[Stored records]

□ □ □ □ □ □ □

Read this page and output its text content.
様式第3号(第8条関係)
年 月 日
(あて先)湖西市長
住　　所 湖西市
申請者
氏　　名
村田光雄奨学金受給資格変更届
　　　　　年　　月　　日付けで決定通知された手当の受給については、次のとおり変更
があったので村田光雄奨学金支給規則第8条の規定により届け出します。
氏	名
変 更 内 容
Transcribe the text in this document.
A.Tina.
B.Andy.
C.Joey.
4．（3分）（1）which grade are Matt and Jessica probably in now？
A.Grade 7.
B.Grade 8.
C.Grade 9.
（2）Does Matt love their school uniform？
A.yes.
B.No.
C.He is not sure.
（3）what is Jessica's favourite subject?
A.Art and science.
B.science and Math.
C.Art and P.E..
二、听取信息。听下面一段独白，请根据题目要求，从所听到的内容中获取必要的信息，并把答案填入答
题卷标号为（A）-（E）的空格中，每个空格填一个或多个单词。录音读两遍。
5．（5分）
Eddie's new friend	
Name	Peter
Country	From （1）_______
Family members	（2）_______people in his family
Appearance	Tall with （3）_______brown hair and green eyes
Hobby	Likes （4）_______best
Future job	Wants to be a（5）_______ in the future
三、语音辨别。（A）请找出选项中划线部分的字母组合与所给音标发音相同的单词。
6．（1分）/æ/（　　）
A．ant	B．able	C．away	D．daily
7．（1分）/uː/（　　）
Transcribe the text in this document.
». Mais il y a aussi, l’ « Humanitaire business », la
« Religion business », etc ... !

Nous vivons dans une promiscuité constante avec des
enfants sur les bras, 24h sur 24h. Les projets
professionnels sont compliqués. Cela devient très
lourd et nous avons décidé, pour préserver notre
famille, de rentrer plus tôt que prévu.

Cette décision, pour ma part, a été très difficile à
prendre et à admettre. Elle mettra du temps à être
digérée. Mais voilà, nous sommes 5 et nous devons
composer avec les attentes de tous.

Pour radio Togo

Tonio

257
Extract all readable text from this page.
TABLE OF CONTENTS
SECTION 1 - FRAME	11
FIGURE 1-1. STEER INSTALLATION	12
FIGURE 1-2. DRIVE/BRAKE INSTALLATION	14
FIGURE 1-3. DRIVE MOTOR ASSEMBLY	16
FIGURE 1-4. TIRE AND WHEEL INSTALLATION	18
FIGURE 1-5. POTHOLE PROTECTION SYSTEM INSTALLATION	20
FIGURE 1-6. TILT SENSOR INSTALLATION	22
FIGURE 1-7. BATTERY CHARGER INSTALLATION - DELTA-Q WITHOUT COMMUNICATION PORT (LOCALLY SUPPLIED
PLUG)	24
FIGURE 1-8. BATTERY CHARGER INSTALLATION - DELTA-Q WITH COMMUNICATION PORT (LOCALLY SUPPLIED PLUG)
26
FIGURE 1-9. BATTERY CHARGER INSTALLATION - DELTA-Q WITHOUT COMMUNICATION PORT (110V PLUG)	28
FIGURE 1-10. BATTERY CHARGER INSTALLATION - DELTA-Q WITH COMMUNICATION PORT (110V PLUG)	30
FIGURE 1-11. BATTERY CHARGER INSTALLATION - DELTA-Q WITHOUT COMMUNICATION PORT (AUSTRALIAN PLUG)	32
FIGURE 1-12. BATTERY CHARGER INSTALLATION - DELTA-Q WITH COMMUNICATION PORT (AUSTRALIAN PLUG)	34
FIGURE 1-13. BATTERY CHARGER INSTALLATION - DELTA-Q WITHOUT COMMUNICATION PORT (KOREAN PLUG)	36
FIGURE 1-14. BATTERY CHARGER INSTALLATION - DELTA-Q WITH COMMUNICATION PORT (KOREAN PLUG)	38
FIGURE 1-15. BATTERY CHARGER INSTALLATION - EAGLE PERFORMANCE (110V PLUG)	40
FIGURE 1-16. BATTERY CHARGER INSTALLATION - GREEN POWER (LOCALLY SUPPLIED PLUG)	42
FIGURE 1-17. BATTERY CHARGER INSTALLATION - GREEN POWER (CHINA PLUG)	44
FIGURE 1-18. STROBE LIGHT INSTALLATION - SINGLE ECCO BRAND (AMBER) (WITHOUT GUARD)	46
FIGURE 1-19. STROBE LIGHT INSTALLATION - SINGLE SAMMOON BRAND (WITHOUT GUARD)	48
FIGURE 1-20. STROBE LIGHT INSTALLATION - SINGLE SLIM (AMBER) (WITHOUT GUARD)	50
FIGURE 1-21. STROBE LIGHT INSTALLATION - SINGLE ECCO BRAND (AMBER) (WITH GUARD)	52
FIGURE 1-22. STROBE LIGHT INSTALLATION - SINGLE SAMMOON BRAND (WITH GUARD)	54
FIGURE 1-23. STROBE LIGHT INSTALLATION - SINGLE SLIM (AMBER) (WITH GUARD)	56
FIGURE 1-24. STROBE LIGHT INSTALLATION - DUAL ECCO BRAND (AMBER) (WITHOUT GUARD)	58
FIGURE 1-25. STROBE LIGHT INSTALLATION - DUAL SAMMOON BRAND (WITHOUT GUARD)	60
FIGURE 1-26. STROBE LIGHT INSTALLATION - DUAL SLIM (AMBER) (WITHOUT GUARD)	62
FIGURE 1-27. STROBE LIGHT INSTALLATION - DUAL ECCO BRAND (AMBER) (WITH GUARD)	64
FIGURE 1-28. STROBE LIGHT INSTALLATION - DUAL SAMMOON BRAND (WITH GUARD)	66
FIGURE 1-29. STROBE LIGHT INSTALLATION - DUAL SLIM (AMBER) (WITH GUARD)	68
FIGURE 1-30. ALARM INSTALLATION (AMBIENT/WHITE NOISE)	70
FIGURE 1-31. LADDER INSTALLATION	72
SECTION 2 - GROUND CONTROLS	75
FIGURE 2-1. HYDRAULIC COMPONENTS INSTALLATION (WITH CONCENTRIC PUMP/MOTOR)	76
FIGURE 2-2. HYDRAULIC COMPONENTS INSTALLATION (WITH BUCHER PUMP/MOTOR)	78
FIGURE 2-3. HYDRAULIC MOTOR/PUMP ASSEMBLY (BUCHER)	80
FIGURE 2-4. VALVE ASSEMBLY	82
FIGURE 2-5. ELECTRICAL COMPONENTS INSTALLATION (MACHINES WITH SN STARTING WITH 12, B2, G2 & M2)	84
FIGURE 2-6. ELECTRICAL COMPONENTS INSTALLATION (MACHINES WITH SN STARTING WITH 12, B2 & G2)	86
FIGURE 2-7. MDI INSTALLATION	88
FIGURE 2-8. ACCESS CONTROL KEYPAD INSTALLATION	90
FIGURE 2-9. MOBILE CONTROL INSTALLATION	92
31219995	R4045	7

□ □ □ □ □ □ □

Reproduce every line above without error.

Read this page and output its text content.
様式第3号(第8条関係)
年 月 日
(あて先)湖西市長
住　　所 湖西市
申請者
氏　　名
村田光雄奨学金受給資格変更届
　　　　　年　　月　　日付けで決定通知された手当の受給については、次のとおり変更
があったので村田光雄奨学金支給規則第8条の規定により届け出します。
氏	名
変 更 内 容
Transcribe the text in this document.
A.Tina.
B.Andy.
C.Joey.
4．（3分）（1）which grade are Matt and Jessica probably in now？
A.Grade 7.
B.Grade 8.
C.Grade 9.
（2）Does Matt love their school uniform？
A.yes.
B.No.
C.He is not sure.
（3）what is Jessica's favourite subject?
A.Art and science.
B.science and Math.
C.Art and P.E..
二、听取信息。听下面一段独白，请根据题目要求，从所听到的内容中获取必要的信息，并把答案填入答
题卷标号为（A）-（E）的空格中，每个空格填一个或多个单词。录音读两遍。
5．（5分）
Eddie's new friend	
Name	Peter
Country	From （1）_______
Family members	（2）_______people in his family
Appearance	Tall with （3）_______brown hair and green eyes
Hobby	Likes （4）_______best
Future job	Wants to be a（5）_______ in the future
三、语音辨别。（A）请找出选项中划线部分的字母组合与所给音标发音相同的单词。
6．（1分）/æ/（　　）
A．ant	B．able	C．away	D．daily
7．（1分）/uː/（　　）
Transcribe the text in this document.
». Mais il y a aussi, l’ « Humanitaire business », la
« Religion business », etc ... !

Nous vivons dans une promiscuité constante avec des
enfants sur les bras, 24h sur 24h. Les projets
professionnels sont compliqués. Cela devient très
lourd et nous avons décidé, pour préserver notre
famille, de rentrer plus tôt que prévu.

Cette décision, pour ma part, a été très difficile à
prendre et à admettre. Elle mettra du temps à être
digérée. Mais voilà, nous sommes 5 et nous devons
composer avec les attentes de tous.

Pour radio Togo

Tonio

257
Extract all readable text from this page.
TABLE OF CONTENTS
SECTION 1 - FRAME	11
FIGURE 1-1. STEER INSTALLATION	12
FIGURE 1-2. DRIVE/BRAKE INSTALLATION	14
FIGURE 1-3. DRIVE MOTOR ASSEMBLY	16
FIGURE 1-4. TIRE AND WHEEL INSTALLATION	18
FIGURE 1-5. POTHOLE PROTECTION SYSTEM INSTALLATION	20
FIGURE 1-6. TILT SENSOR INSTALLATION	22
FIGURE 1-7. BATTERY CHARGER INSTALLATION - DELTA-Q WITHOUT COMMUNICATION PORT (LOCALLY SUPPLIED
PLUG)	24
FIGURE 1-8. BATTERY CHARGER INSTALLATION - DELTA-Q WITH COMMUNICATION PORT (LOCALLY SUPPLIED PLUG)
26
FIGURE 1-9. BATTERY CHARGER INSTALLATION - DELTA-Q WITHOUT COMMUNICATION PORT (110V PLUG)	28
FIGURE 1-10. BATTERY CHARGER INSTALLATION - DELTA-Q WITH COMMUNICATION PORT (110V PLUG)	30
FIGURE 1-11. BATTERY CHARGER INSTALLATION - DELTA-Q WITHOUT COMMUNICATION PORT (AUSTRALIAN PLUG)	32
FIGURE 1-12. BATTERY CHARGER INSTALLATION - DELTA-Q WITH COMMUNICATION PORT (AUSTRALIAN PLUG)	34
FIGURE 1-13. BATTERY CHARGER INSTALLATION - DELTA-Q WITHOUT COMMUNICATION PORT (KOREAN PLUG)	36
FIGURE 1-14. BATTERY CHARGER INSTALLATION - DELTA-Q WITH COMMUNICATION PORT (KOREAN PLUG)	38
FIGURE 1-15. BATTERY CHARGER INSTALLATION - EAGLE PERFORMANCE (110V PLUG)	40
FIGURE 1-16. BATTERY CHARGER INSTALLATION - GREEN POWER (LOCALLY SUPPLIED PLUG)	42
FIGURE 1-17. BATTERY CHARGER INSTALLATION - GREEN POWER (CHINA PLUG)	44
FIGURE 1-18. STROBE LIGHT INSTALLATION - SINGLE ECCO BRAND (AMBER) (WITHOUT GUARD)	46
FIGURE 1-19. STROBE LIGHT INSTALLATION - SINGLE SAMMOON BRAND (WITHOUT GUARD)	48
FIGURE 1-20. STROBE LIGHT INSTALLATION - SINGLE SLIM (AMBER) (WITHOUT GUARD)	50
FIGURE 1-21. STROBE LIGHT INSTALLATION - SINGLE ECCO BRAND (AMBER) (WITH GUARD)	52
FIGURE 1-22. STROBE LIGHT INSTALLATION - SINGLE SAMMOON BRAND (WITH GUARD)	54
FIGURE 1-23. STROBE LIGHT INSTALLATION - SINGLE SLIM (AMBER) (WITH GUARD)	56
FIGURE 1-24. STROBE LIGHT INSTALLATION - DUAL ECCO BRAND (AMBER) (WITHOUT GUARD)	58
FIGURE 1-25. STROBE LIGHT INSTALLATION - DUAL SAMMOON BRAND (WITHOUT GUARD)	60
FIGURE 1-26. STROBE LIGHT INSTALLATION - DUAL SLIM (AMBER) (WITHOUT GUARD)	62
FIGURE 1-27. STROBE LIGHT INSTALLATION - DUAL ECCO BRAND (AMBER) (WITH GUARD)	64
FIGURE 1-28. STROBE LIGHT INSTALLATION - DUAL SAMMOON BRAND (WITH GUARD)	66
FIGURE 1-29. STROBE LIGHT INSTALLATION - DUAL SLIM (AMBER) (WITH GUARD)	68
FIGURE 1-30. ALARM INSTALLATION (AMBIENT/WHITE NOISE)	70
FIGURE 1-31. LADDER INSTALLATION	72
SECTION 2 - GROUND CONTROLS	75
FIGURE 2-1. HYDRAULIC COMPONENTS INSTALLATION (WITH CONCENTRIC PUMP/MOTOR)	76
FIGURE 2-2. HYDRAULIC COMPONENTS INSTALLATION (WITH BUCHER PUMP/MOTOR)	78
FIGURE 2-3. HYDRAULIC MOTOR/PUMP ASSEMBLY (BUCHER)	80
FIGURE 2-4. VALVE ASSEMBLY	82
FIGURE 2-5. ELECTRICAL COMPONENTS INSTALLATION (MACHINES WITH SN STARTING WITH 12, B2, G2 & M2)	84
FIGURE 2-6. ELECTRICAL COMPONENTS INSTALLATION (MACHINES WITH SN STARTING WITH 12, B2 & G2)	86
FIGURE 2-7. MDI INSTALLATION	88
FIGURE 2-8. ACCESS CONTROL KEYPAD INSTALLATION	90
FIGURE 2-9. MOBILE CONTROL INSTALLATION	92
31219995	R4045	7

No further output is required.